> Directive 1:
In the Python multiprocessing notebook, how many worker processes is the pool created with?

> Selection:
BEGIN

## Python - A Crash Course By Example
## Parallel Computing - A Simple Start
Dr. Victor Pankratius<br>
Massachusetts Institute of Technology<br>
http://www.victorpankratius.com

<hr>

### Tutorials
Python in HPC: https://hpc.nih.gov/training/handouts/171121_python_in_hpc.pdf 
<br><br>

### Multiprocessing package
<hr>

In [1]:
import time
import multiprocessing as mp  #parallel "map"

In [2]:
def long_runtime_f(x):
    return x**2

p = mp.Pool(4)

In [3]:
start = time.time()
result = p.map(long_runtime_f, range(100))
end = time.time()
print ("%s sec" % (end - start))

0.0022580623626708984 sec


In [4]:
#%% Benchmarking
import platform


def print_sysinfo():
    print('CPU count     : %s' % (mp.cpu_count()))

END

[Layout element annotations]
BEGIN

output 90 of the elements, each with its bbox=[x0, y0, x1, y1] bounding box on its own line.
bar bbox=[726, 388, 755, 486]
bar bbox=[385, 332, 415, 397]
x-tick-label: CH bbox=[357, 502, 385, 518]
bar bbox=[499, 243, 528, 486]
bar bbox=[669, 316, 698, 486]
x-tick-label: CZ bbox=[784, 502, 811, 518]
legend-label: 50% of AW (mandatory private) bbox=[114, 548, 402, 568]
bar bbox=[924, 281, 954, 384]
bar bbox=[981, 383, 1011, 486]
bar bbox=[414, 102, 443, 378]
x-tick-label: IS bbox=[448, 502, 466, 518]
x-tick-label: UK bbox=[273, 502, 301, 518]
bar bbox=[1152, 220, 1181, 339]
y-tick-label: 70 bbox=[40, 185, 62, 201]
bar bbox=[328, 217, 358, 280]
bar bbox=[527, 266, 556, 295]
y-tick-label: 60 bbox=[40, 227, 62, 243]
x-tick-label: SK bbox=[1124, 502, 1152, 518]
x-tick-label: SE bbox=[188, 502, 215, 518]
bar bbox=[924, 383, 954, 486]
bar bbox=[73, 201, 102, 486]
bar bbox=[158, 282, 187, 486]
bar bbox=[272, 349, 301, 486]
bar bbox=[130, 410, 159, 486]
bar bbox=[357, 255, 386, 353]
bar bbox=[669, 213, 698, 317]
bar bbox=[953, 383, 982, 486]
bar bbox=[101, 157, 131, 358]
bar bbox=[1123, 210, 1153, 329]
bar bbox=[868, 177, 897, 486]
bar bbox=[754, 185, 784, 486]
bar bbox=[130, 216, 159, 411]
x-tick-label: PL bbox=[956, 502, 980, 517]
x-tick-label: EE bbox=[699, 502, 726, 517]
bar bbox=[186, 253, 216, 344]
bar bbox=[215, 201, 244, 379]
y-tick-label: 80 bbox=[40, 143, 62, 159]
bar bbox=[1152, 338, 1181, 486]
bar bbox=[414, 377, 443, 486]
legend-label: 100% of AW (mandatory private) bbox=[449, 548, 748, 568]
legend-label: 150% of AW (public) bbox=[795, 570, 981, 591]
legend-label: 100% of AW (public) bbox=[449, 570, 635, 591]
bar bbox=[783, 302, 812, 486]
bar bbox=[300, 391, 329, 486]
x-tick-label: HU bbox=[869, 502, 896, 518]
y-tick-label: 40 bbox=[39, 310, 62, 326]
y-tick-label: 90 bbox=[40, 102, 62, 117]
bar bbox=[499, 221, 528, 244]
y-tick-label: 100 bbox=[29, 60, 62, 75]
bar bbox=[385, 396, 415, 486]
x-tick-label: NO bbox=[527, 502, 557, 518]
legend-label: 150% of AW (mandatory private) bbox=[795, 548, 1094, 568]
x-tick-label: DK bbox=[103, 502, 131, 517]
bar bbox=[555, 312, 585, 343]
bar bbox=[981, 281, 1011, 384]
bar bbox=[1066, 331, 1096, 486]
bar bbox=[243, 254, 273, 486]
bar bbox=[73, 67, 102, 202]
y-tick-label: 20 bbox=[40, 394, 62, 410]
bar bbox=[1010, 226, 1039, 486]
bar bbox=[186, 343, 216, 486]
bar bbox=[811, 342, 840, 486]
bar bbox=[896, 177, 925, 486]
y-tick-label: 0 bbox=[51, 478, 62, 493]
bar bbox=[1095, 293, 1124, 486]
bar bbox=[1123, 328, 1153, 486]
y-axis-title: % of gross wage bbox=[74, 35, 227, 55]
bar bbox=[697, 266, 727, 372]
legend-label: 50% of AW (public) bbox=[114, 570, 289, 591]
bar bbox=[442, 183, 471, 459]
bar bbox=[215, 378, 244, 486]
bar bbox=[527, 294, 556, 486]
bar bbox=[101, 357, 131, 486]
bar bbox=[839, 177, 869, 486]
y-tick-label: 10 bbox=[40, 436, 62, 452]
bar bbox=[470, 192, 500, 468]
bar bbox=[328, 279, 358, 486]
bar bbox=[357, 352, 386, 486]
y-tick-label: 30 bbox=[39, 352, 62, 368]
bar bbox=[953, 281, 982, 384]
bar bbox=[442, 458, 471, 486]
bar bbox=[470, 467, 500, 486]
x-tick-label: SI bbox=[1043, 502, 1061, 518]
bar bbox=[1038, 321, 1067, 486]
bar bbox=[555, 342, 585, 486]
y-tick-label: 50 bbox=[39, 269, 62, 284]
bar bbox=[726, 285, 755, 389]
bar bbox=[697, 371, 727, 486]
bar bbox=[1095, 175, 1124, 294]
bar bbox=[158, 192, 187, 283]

END

> Directive 2:
Return the entries without changes, line by line. Begin with the first line of the entries and stop after the line that contains "bar bbox=[357, 255, 386, 353]".

> Full output 1:
Four.

> Full output 2:
output 90 of the elements, each with its bbox=[x0, y0, x1, y1] bounding box on its own line.
bar bbox=[726, 388, 755, 486]
bar bbox=[385, 332, 415, 397]
x-tick-label: CH bbox=[357, 502, 385, 518]
bar bbox=[499, 243, 528, 486]
bar bbox=[669, 316, 698, 486]
x-tick-label: CZ bbox=[784, 502, 811, 518]
legend-label: 50% of AW (mandatory private) bbox=[114, 548, 402, 568]
bar bbox=[924, 281, 954, 384]
bar bbox=[981, 383, 1011, 486]
bar bbox=[414, 102, 443, 378]
x-tick-label: IS bbox=[448, 502, 466, 518]
x-tick-label: UK bbox=[273, 502, 301, 518]
bar bbox=[1152, 220, 1181, 339]
y-tick-label: 70 bbox=[40, 185, 62, 201]
bar bbox=[328, 217, 358, 280]
bar bbox=[527, 266, 556, 295]
y-tick-label: 60 bbox=[40, 227, 62, 243]
x-tick-label: SK bbox=[1124, 502, 1152, 518]
x-tick-label: SE bbox=[188, 502, 215, 518]
bar bbox=[924, 383, 954, 486]
bar bbox=[73, 201, 102, 486]
bar bbox=[158, 282, 187, 486]
bar bbox=[272, 349, 301, 486]
bar bbox=[130, 410, 159, 486]
bar bbox=[357, 255, 386, 353]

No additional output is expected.